◆ WHAT YOU NEED TO DO
Restate each line of the listing exactly, without carrying over any pictures.

────

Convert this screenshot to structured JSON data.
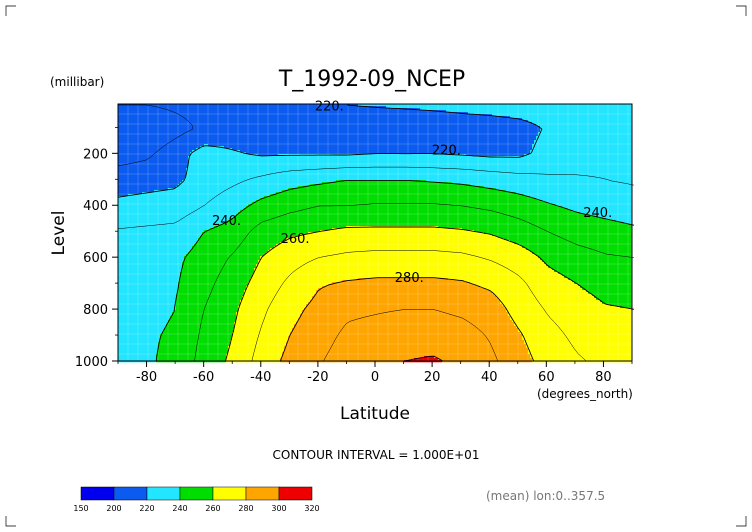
{
  "chart_data": {
    "type": "heatmap",
    "subtype": "filled-contour",
    "title": "T_1992-09_NCEP",
    "xlabel": "Latitude",
    "x_units": "(degrees_north)",
    "ylabel": "Level",
    "y_units": "(millibar)",
    "xlim": [
      -90,
      90
    ],
    "ylim": [
      1000,
      10
    ],
    "x_ticks": [
      -80,
      -60,
      -40,
      -20,
      0,
      20,
      40,
      60,
      80
    ],
    "y_ticks": [
      200,
      400,
      600,
      800,
      1000
    ],
    "contour_interval_label": "CONTOUR INTERVAL = 1.000E+01",
    "footnote": "(mean) lon:0..357.5",
    "contour_labels": [
      {
        "text": "220.",
        "lat": -16,
        "level": 20
      },
      {
        "text": "220.",
        "lat": 25,
        "level": 190
      },
      {
        "text": "240.",
        "lat": -52,
        "level": 460
      },
      {
        "text": "260.",
        "lat": -28,
        "level": 530
      },
      {
        "text": "240.",
        "lat": 78,
        "level": 430
      },
      {
        "text": "280.",
        "lat": 12,
        "level": 680
      }
    ],
    "colorbar": {
      "levels": [
        150,
        200,
        220,
        240,
        260,
        280,
        300,
        320
      ],
      "colors": [
        "#0000ee",
        "#0b5bf0",
        "#22e6ff",
        "#00dd00",
        "#ffff00",
        "#ffa500",
        "#ee0000"
      ]
    },
    "temperature_field_K": {
      "lat": [
        -90,
        -80,
        -70,
        -60,
        -50,
        -40,
        -30,
        -20,
        -10,
        0,
        10,
        20,
        30,
        40,
        50,
        60,
        70,
        80,
        90
      ],
      "level": [
        10,
        100,
        200,
        300,
        400,
        500,
        600,
        700,
        800,
        900,
        1000
      ],
      "values": [
        [
          210,
          210,
          212,
          214,
          216,
          217,
          218,
          219,
          220,
          221,
          222,
          223,
          224,
          225,
          226,
          227,
          228,
          229,
          230
        ],
        [
          200,
          200,
          206,
          212,
          215,
          214,
          214,
          213,
          212,
          211,
          210,
          211,
          213,
          214,
          216,
          221,
          225,
          227,
          228
        ],
        [
          205,
          208,
          216,
          224,
          221,
          219,
          219,
          219,
          219,
          220,
          220,
          220,
          219,
          218,
          218,
          223,
          226,
          228,
          229
        ],
        [
          216,
          217,
          218,
          224,
          228,
          232,
          236,
          238,
          240,
          240,
          240,
          239,
          238,
          236,
          234,
          232,
          231,
          230,
          229
        ],
        [
          222,
          223,
          224,
          230,
          236,
          243,
          247,
          250,
          250,
          251,
          251,
          251,
          250,
          248,
          245,
          241,
          238,
          236,
          234
        ],
        [
          231,
          232,
          233,
          240,
          244,
          254,
          258,
          260,
          262,
          262,
          262,
          262,
          261,
          259,
          255,
          250,
          246,
          244,
          242
        ],
        [
          236,
          237,
          238,
          244,
          251,
          260,
          266,
          270,
          272,
          273,
          273,
          273,
          272,
          269,
          265,
          258,
          254,
          251,
          250
        ],
        [
          236,
          237,
          239,
          247,
          255,
          264,
          272,
          279,
          281,
          282,
          282,
          282,
          281,
          278,
          272,
          264,
          260,
          256,
          255
        ],
        [
          237,
          238,
          240,
          250,
          258,
          268,
          277,
          283,
          288,
          289,
          290,
          290,
          288,
          285,
          276,
          269,
          265,
          261,
          260
        ],
        [
          238,
          239,
          241,
          252,
          260,
          271,
          280,
          286,
          292,
          294,
          296,
          296,
          294,
          289,
          281,
          273,
          268,
          265,
          264
        ],
        [
          238,
          239,
          242,
          254,
          262,
          274,
          283,
          289,
          295,
          298,
          300,
          301,
          298,
          292,
          284,
          276,
          271,
          268,
          267
        ]
      ]
    }
  },
  "text": {
    "y_units": "(millibar)",
    "title": "T_1992-09_NCEP",
    "ylabel": "Level",
    "xlabel": "Latitude",
    "x_units": "(degrees_north)",
    "interval": "CONTOUR INTERVAL = 1.000E+01",
    "footnote": "(mean) lon:0..357.5"
  }
}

────

◆ THE ANSWER
Convert this screenshot to structured JSON data.
{
  "chart_data": {
    "type": "heatmap",
    "subtype": "filled-contour",
    "title": "T_1992-09_NCEP",
    "xlabel": "Latitude",
    "x_units": "(degrees_north)",
    "ylabel": "Level",
    "y_units": "(millibar)",
    "xlim": [
      -90,
      90
    ],
    "ylim": [
      1000,
      10
    ],
    "x_ticks": [
      -80,
      -60,
      -40,
      -20,
      0,
      20,
      40,
      60,
      80
    ],
    "y_ticks": [
      200,
      400,
      600,
      800,
      1000
    ],
    "contour_interval_label": "CONTOUR INTERVAL = 1.000E+01",
    "footnote": "(mean) lon:0..357.5",
    "contour_labels": [
      {
        "text": "220.",
        "lat": -16,
        "level": 20
      },
      {
        "text": "220.",
        "lat": 25,
        "level": 190
      },
      {
        "text": "240.",
        "lat": -52,
        "level": 460
      },
      {
        "text": "260.",
        "lat": -28,
        "level": 530
      },
      {
        "text": "240.",
        "lat": 78,
        "level": 430
      },
      {
        "text": "280.",
        "lat": 12,
        "level": 680
      }
    ],
    "colorbar": {
      "levels": [
        150,
        200,
        220,
        240,
        260,
        280,
        300,
        320
      ],
      "colors": [
        "#0000ee",
        "#0b5bf0",
        "#22e6ff",
        "#00dd00",
        "#ffff00",
        "#ffa500",
        "#ee0000"
      ]
    },
    "temperature_field_K": {
      "lat": [
        -90,
        -80,
        -70,
        -60,
        -50,
        -40,
        -30,
        -20,
        -10,
        0,
        10,
        20,
        30,
        40,
        50,
        60,
        70,
        80,
        90
      ],
      "level": [
        10,
        100,
        200,
        300,
        400,
        500,
        600,
        700,
        800,
        900,
        1000
      ],
      "values": [
        [
          210,
          210,
          212,
          214,
          216,
          217,
          218,
          219,
          220,
          221,
          222,
          223,
          224,
          225,
          226,
          227,
          228,
          229,
          230
        ],
        [
          200,
          200,
          206,
          212,
          215,
          214,
          214,
          213,
          212,
          211,
          210,
          211,
          213,
          214,
          216,
          221,
          225,
          227,
          228
        ],
        [
          205,
          208,
          216,
          224,
          221,
          219,
          219,
          219,
          219,
          220,
          220,
          220,
          219,
          218,
          218,
          223,
          226,
          228,
          229
        ],
        [
          216,
          217,
          218,
          224,
          228,
          232,
          236,
          238,
          240,
          240,
          240,
          239,
          238,
          236,
          234,
          232,
          231,
          230,
          229
        ],
        [
          222,
          223,
          224,
          230,
          236,
          243,
          247,
          250,
          250,
          251,
          251,
          251,
          250,
          248,
          245,
          241,
          238,
          236,
          234
        ],
        [
          231,
          232,
          233,
          240,
          244,
          254,
          258,
          260,
          262,
          262,
          262,
          262,
          261,
          259,
          255,
          250,
          246,
          244,
          242
        ],
        [
          236,
          237,
          238,
          244,
          251,
          260,
          266,
          270,
          272,
          273,
          273,
          273,
          272,
          269,
          265,
          258,
          254,
          251,
          250
        ],
        [
          236,
          237,
          239,
          247,
          255,
          264,
          272,
          279,
          281,
          282,
          282,
          282,
          281,
          278,
          272,
          264,
          260,
          256,
          255
        ],
        [
          237,
          238,
          240,
          250,
          258,
          268,
          277,
          283,
          288,
          289,
          290,
          290,
          288,
          285,
          276,
          269,
          265,
          261,
          260
        ],
        [
          238,
          239,
          241,
          252,
          260,
          271,
          280,
          286,
          292,
          294,
          296,
          296,
          294,
          289,
          281,
          273,
          268,
          265,
          264
        ],
        [
          238,
          239,
          242,
          254,
          262,
          274,
          283,
          289,
          295,
          298,
          300,
          301,
          298,
          292,
          284,
          276,
          271,
          268,
          267
        ]
      ]
    }
  },
  "text": {
    "y_units": "(millibar)",
    "title": "T_1992-09_NCEP",
    "ylabel": "Level",
    "xlabel": "Latitude",
    "x_units": "(degrees_north)",
    "interval": "CONTOUR INTERVAL = 1.000E+01",
    "footnote": "(mean) lon:0..357.5"
  }
}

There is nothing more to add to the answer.